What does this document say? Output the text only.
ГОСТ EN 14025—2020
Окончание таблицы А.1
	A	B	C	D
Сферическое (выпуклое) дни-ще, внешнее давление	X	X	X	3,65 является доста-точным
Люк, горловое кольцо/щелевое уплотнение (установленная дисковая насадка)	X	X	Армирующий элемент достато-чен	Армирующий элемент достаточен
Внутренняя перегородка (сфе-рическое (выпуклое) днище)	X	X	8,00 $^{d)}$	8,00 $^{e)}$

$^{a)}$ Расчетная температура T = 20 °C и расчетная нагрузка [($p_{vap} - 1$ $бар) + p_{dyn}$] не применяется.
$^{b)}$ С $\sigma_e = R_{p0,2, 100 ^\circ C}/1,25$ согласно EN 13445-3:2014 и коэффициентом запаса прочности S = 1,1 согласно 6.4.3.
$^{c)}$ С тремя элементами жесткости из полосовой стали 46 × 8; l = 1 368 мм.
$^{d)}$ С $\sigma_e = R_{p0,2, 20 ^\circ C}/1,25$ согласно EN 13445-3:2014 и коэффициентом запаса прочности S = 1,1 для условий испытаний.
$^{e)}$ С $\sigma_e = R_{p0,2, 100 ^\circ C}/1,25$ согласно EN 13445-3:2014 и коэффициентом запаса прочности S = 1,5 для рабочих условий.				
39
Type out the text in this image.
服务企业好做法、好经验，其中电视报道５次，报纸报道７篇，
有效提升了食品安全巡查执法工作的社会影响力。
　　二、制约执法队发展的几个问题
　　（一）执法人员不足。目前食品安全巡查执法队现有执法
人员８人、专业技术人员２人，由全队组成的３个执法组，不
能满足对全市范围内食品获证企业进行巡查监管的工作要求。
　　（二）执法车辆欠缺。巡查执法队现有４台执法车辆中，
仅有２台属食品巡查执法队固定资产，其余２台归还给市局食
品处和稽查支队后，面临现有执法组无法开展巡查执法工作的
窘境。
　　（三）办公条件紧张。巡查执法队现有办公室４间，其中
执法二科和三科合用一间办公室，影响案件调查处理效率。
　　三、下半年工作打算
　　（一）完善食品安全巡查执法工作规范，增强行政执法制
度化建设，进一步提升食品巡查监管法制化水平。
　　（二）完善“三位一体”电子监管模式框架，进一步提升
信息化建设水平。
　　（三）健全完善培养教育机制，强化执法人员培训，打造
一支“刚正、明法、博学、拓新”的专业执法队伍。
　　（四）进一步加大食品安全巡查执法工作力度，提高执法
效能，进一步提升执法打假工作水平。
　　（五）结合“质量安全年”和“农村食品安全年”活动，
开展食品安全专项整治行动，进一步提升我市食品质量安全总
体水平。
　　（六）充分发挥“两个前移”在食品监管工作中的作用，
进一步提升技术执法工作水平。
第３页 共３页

+ + + + + + +

Scan the listing above. Collect all lines with the word "text".

What does this document say? Output the text only.
Type out the text in this image.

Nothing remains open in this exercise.